**Extrait du document:**
------------------------
Ce n'est pas par vaine exhibition culturelle que je tiens tant à parler de Pyrrhon, mais pour une raison simple : ce vieux sage a quelque chose à nous enseigner sur la pratique de la vie. Mais chez les Grecs ce projet éthique est toujours précédé d'une enquête sur la possibilité et les résultats éventuels de la connaissance. Pour bien agir il faut bien savoir, et savoir si l'on sait, et jusqu'où l'on sait, si toutefois il est possible de savoir. La plupart des auteurs admettent implicitement que la connaissance, pour être limitée, est au moins possible dans son principe. L'originalité de Pyrrhon est de ne pas se satisfaire d'une telle position de principe : il va interroger la possibilité même de connaître. Notons qu'un tel procès avait déjà été entamé par les Sophistes, en particulier Gorgias, puis rejeté avec vigueur par les philosophes idéalistes: Socrate, Platon et Aristote. Pyrrhon est en quelque sorte l'héritier de Gorgias, de Démocrite, et bien sûr des Gymnosophistes hindous. Que pouvons- nous savoir? Et plus radicalemnt encore : la connaissance est-elle possible pour l'homme?
------------------------
Lignes tirées d'un jeu de données de mise en page:
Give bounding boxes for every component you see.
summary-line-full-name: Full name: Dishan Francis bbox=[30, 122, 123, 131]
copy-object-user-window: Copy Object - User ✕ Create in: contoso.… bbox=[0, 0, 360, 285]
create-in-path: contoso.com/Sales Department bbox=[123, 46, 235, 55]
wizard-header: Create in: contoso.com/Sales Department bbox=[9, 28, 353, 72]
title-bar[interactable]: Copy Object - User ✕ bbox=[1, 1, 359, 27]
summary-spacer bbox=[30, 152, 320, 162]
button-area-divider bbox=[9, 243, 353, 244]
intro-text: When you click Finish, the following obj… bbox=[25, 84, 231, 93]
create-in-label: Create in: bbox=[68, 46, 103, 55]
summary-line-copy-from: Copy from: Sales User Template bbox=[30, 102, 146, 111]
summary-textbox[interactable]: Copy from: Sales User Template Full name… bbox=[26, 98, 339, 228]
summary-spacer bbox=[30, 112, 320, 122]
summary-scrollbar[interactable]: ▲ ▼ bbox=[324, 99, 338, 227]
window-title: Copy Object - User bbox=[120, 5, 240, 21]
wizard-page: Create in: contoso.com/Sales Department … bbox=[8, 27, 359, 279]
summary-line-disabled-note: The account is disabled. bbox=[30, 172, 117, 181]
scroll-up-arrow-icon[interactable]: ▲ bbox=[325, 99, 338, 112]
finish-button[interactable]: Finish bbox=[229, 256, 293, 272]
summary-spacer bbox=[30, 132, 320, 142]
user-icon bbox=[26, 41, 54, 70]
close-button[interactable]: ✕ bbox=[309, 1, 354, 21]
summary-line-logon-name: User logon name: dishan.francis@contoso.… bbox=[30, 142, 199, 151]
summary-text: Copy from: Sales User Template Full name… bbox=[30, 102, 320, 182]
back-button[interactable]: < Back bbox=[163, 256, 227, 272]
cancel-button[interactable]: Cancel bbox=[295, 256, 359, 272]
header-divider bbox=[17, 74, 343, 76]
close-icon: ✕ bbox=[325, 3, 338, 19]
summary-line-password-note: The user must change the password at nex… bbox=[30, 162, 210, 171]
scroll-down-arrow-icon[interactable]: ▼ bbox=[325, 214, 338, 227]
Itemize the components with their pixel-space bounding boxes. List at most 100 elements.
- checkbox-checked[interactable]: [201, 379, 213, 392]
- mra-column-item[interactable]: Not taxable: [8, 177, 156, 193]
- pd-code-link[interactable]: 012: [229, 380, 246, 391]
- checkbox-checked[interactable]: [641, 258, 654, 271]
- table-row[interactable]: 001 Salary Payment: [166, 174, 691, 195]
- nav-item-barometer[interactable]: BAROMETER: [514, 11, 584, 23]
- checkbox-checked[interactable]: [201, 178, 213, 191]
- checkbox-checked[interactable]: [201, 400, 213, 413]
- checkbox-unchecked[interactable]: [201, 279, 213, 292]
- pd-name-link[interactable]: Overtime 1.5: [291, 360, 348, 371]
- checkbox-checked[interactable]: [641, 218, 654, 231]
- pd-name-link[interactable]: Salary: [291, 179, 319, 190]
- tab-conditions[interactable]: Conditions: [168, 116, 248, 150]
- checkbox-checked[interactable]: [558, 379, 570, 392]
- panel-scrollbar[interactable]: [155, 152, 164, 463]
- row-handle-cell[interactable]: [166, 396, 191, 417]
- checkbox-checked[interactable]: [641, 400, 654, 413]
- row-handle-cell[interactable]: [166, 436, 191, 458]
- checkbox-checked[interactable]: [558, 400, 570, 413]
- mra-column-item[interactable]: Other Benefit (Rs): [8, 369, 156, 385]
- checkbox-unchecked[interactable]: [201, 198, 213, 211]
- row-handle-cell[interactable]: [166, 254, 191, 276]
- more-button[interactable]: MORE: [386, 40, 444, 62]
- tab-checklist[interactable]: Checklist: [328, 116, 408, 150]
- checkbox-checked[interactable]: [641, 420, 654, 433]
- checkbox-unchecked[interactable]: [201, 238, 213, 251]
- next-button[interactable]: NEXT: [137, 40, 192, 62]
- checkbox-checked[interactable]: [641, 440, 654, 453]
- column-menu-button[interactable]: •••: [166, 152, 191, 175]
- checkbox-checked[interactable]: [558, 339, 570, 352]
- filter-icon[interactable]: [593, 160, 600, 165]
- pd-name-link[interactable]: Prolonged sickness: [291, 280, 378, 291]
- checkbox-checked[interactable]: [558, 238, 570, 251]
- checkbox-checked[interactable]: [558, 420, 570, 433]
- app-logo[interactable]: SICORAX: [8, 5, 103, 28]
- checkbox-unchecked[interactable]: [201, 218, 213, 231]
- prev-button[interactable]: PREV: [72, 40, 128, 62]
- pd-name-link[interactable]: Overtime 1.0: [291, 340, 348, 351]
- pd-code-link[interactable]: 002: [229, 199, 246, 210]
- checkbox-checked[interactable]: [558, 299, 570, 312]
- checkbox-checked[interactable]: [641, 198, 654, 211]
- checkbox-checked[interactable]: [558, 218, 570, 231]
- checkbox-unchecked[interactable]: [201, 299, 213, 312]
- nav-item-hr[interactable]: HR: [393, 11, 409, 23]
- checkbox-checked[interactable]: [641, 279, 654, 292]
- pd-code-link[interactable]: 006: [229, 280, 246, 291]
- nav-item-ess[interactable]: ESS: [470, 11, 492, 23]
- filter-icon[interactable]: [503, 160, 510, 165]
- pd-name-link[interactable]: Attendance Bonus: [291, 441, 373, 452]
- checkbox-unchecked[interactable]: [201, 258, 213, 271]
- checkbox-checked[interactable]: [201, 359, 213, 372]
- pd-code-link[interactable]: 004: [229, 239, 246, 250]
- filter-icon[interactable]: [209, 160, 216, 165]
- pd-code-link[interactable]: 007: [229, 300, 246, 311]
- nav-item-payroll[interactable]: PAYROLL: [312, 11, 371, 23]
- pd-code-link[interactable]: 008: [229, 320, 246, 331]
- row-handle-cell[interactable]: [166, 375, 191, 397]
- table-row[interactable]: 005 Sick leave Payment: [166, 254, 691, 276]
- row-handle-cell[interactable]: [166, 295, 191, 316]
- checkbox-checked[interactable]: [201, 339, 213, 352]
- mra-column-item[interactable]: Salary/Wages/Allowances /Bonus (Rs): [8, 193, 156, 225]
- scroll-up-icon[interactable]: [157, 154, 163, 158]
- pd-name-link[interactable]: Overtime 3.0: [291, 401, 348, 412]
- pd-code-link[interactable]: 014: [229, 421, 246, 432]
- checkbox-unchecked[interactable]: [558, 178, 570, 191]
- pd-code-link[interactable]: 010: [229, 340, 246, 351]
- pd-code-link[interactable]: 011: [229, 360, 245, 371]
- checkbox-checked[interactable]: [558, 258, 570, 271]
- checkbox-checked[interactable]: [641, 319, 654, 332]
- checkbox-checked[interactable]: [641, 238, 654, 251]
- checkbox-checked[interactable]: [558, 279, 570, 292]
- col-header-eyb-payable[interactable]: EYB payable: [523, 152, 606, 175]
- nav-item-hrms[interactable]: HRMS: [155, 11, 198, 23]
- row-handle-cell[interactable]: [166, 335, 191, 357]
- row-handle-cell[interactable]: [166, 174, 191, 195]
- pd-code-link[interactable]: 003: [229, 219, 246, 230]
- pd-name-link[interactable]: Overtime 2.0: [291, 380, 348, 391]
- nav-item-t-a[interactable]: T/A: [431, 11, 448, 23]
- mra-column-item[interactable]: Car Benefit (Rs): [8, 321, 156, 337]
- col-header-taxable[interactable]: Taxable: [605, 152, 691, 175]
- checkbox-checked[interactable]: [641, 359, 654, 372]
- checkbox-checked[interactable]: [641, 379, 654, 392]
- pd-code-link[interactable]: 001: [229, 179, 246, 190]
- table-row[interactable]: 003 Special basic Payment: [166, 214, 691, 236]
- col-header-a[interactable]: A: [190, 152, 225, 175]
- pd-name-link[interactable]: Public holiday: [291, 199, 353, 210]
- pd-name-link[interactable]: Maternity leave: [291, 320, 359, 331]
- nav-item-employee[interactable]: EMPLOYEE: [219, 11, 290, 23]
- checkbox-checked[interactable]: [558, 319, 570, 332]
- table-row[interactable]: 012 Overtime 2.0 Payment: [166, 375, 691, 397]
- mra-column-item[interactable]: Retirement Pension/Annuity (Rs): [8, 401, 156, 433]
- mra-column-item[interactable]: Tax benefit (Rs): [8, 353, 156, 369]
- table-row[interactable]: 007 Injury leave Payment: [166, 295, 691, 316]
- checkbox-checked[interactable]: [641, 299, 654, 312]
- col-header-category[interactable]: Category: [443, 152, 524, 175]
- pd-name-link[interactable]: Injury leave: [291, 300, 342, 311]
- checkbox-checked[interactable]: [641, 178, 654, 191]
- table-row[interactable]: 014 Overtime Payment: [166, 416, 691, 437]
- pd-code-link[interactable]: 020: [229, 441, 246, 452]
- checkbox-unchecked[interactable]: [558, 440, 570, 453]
------------------------
**Objectif 1:**
Dans l'extrait sur Pyrrhon, quels philosophes ont rejeté avec vigueur le procès de la possibilité de connaître entamé par les Sophistes ?
**Objectif 2:**
Reproduisez sans rien changer les lignes du jeu de données, de la toute première jusqu'à celle qui contient "summary-line-logon-name: User logon", les deux bouts compris.

**Réponse écrite 1:**
Socrate, Platon et Aristote.

**Réponse écrite 2:**
Give bounding boxes for every component you see.
summary-line-full-name: Full name: Dishan Francis bbox=[30, 122, 123, 131]
copy-object-user-window: Copy Object - User ✕ Create in: contoso.… bbox=[0, 0, 360, 285]
create-in-path: contoso.com/Sales Department bbox=[123, 46, 235, 55]
wizard-header: Create in: contoso.com/Sales Department bbox=[9, 28, 353, 72]
title-bar[interactable]: Copy Object - User ✕ bbox=[1, 1, 359, 27]
summary-spacer bbox=[30, 152, 320, 162]
button-area-divider bbox=[9, 243, 353, 244]
intro-text: When you click Finish, the following obj… bbox=[25, 84, 231, 93]
create-in-label: Create in: bbox=[68, 46, 103, 55]
summary-line-copy-from: Copy from: Sales User Template bbox=[30, 102, 146, 111]
summary-textbox[interactable]: Copy from: Sales User Template Full name… bbox=[26, 98, 339, 228]
summary-spacer bbox=[30, 112, 320, 122]
summary-scrollbar[interactable]: ▲ ▼ bbox=[324, 99, 338, 227]
window-title: Copy Object - User bbox=[120, 5, 240, 21]
wizard-page: Create in: contoso.com/Sales Department … bbox=[8, 27, 359, 279]
summary-line-disabled-note: The account is disabled. bbox=[30, 172, 117, 181]
scroll-up-arrow-icon[interactable]: ▲ bbox=[325, 99, 338, 112]
finish-button[interactable]: Finish bbox=[229, 256, 293, 272]
summary-spacer bbox=[30, 132, 320, 142]
user-icon bbox=[26, 41, 54, 70]
close-button[interactable]: ✕ bbox=[309, 1, 354, 21]
summary-line-logon-name: User logon name: dishan.francis@contoso.… bbox=[30, 142, 199, 151]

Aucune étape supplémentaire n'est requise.